SHORT TASK
Without including any pictures, write out the listing below exactly.

Recorded data
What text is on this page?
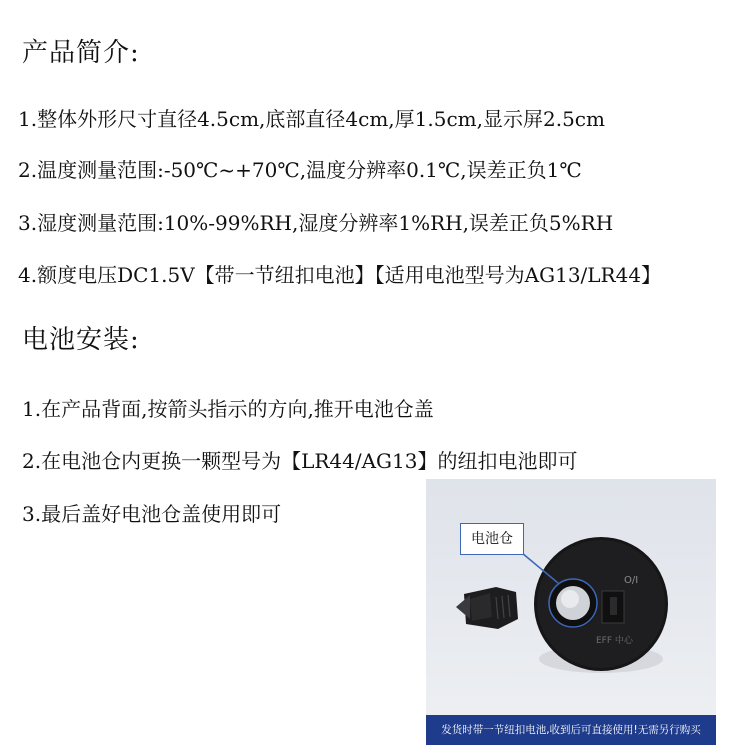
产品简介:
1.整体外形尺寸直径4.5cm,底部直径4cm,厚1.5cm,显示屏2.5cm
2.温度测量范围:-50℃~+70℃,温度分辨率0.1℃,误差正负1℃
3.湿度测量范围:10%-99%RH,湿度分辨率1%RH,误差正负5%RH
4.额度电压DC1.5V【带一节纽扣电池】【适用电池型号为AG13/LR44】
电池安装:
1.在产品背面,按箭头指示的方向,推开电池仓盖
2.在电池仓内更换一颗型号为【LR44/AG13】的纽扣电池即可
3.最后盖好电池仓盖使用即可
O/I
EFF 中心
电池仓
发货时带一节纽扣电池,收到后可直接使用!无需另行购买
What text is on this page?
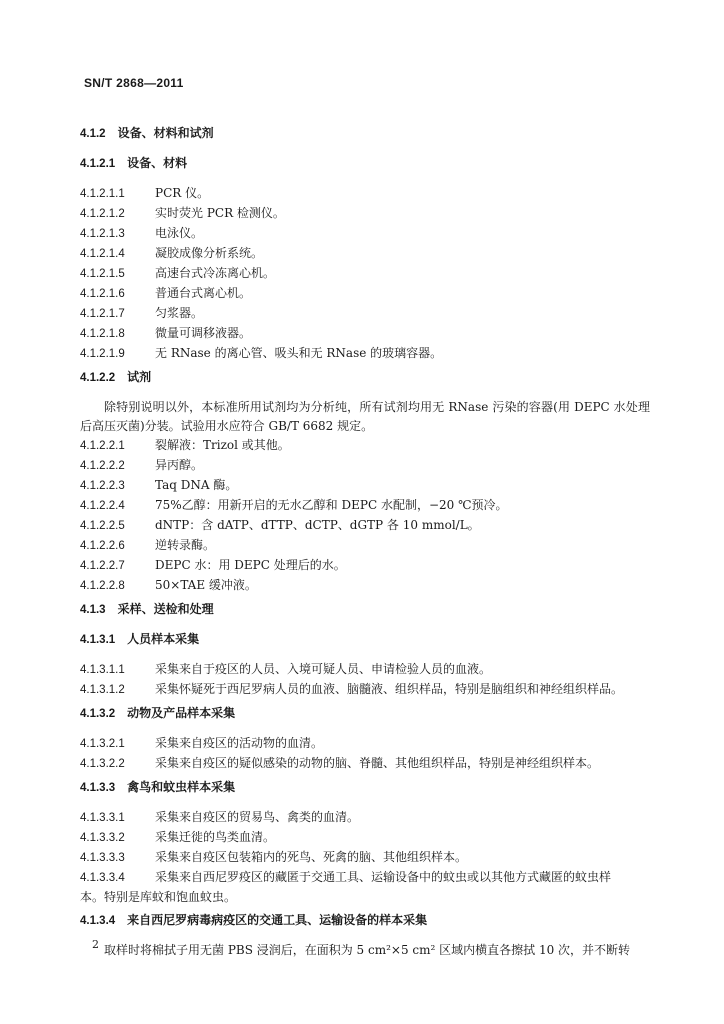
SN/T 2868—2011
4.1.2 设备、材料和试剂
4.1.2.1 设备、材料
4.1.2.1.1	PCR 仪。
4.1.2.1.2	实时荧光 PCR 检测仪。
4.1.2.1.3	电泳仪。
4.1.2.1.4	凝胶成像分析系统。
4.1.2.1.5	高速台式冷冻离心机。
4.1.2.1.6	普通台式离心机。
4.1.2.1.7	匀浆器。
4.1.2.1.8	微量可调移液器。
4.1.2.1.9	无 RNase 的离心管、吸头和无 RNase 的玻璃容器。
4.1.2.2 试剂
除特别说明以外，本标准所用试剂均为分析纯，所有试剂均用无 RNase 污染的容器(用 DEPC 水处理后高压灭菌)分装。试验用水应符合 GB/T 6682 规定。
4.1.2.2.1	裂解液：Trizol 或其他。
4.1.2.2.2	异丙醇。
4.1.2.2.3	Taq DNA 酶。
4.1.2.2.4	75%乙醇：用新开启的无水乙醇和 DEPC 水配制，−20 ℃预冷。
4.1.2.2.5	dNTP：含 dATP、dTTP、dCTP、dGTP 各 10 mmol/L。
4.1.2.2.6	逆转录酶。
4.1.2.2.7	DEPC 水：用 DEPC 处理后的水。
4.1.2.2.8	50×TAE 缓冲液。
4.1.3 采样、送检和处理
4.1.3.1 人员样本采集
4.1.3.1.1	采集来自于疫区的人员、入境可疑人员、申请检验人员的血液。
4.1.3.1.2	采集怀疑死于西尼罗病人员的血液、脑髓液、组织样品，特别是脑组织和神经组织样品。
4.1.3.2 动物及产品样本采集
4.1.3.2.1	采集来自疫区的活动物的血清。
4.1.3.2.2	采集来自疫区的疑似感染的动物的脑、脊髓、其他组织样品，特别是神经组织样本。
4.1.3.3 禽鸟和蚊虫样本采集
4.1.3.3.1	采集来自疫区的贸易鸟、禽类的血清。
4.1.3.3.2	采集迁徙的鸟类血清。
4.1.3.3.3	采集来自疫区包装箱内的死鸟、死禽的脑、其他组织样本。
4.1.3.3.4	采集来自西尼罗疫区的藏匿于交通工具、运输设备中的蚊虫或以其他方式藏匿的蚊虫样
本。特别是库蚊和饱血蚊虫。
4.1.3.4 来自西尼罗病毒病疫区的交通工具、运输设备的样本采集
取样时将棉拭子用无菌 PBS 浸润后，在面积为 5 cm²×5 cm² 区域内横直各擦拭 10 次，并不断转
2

ANSWER TO THE PROBLEM
What text is on this page?
产品简介:
1.整体外形尺寸直径4.5cm,底部直径4cm,厚1.5cm,显示屏2.5cm
2.温度测量范围:-50℃~+70℃,温度分辨率0.1℃,误差正负1℃
3.湿度测量范围:10%-99%RH,湿度分辨率1%RH,误差正负5%RH
4.额度电压DC1.5V【带一节纽扣电池】【适用电池型号为AG13/LR44】
电池安装:
1.在产品背面,按箭头指示的方向,推开电池仓盖
2.在电池仓内更换一颗型号为【LR44/AG13】的纽扣电池即可
3.最后盖好电池仓盖使用即可
O/I
EFF 中心
电池仓
发货时带一节纽扣电池,收到后可直接使用!无需另行购买
What text is on this page?
SN/T 2868—2011
4.1.2 设备、材料和试剂
4.1.2.1 设备、材料
4.1.2.1.1	PCR 仪。
4.1.2.1.2	实时荧光 PCR 检测仪。
4.1.2.1.3	电泳仪。
4.1.2.1.4	凝胶成像分析系统。
4.1.2.1.5	高速台式冷冻离心机。
4.1.2.1.6	普通台式离心机。
4.1.2.1.7	匀浆器。
4.1.2.1.8	微量可调移液器。
4.1.2.1.9	无 RNase 的离心管、吸头和无 RNase 的玻璃容器。
4.1.2.2 试剂
除特别说明以外，本标准所用试剂均为分析纯，所有试剂均用无 RNase 污染的容器(用 DEPC 水处理后高压灭菌)分装。试验用水应符合 GB/T 6682 规定。
4.1.2.2.1	裂解液：Trizol 或其他。
4.1.2.2.2	异丙醇。
4.1.2.2.3	Taq DNA 酶。
4.1.2.2.4	75%乙醇：用新开启的无水乙醇和 DEPC 水配制，−20 ℃预冷。
4.1.2.2.5	dNTP：含 dATP、dTTP、dCTP、dGTP 各 10 mmol/L。
4.1.2.2.6	逆转录酶。
4.1.2.2.7	DEPC 水：用 DEPC 处理后的水。
4.1.2.2.8	50×TAE 缓冲液。
4.1.3 采样、送检和处理
4.1.3.1 人员样本采集
4.1.3.1.1	采集来自于疫区的人员、入境可疑人员、申请检验人员的血液。
4.1.3.1.2	采集怀疑死于西尼罗病人员的血液、脑髓液、组织样品，特别是脑组织和神经组织样品。
4.1.3.2 动物及产品样本采集
4.1.3.2.1	采集来自疫区的活动物的血清。
4.1.3.2.2	采集来自疫区的疑似感染的动物的脑、脊髓、其他组织样品，特别是神经组织样本。
4.1.3.3 禽鸟和蚊虫样本采集
4.1.3.3.1	采集来自疫区的贸易鸟、禽类的血清。
4.1.3.3.2	采集迁徙的鸟类血清。
4.1.3.3.3	采集来自疫区包装箱内的死鸟、死禽的脑、其他组织样本。
4.1.3.3.4	采集来自西尼罗疫区的藏匿于交通工具、运输设备中的蚊虫或以其他方式藏匿的蚊虫样
本。特别是库蚊和饱血蚊虫。
4.1.3.4 来自西尼罗病毒病疫区的交通工具、运输设备的样本采集
取样时将棉拭子用无菌 PBS 浸润后，在面积为 5 cm²×5 cm² 区域内横直各擦拭 10 次，并不断转
2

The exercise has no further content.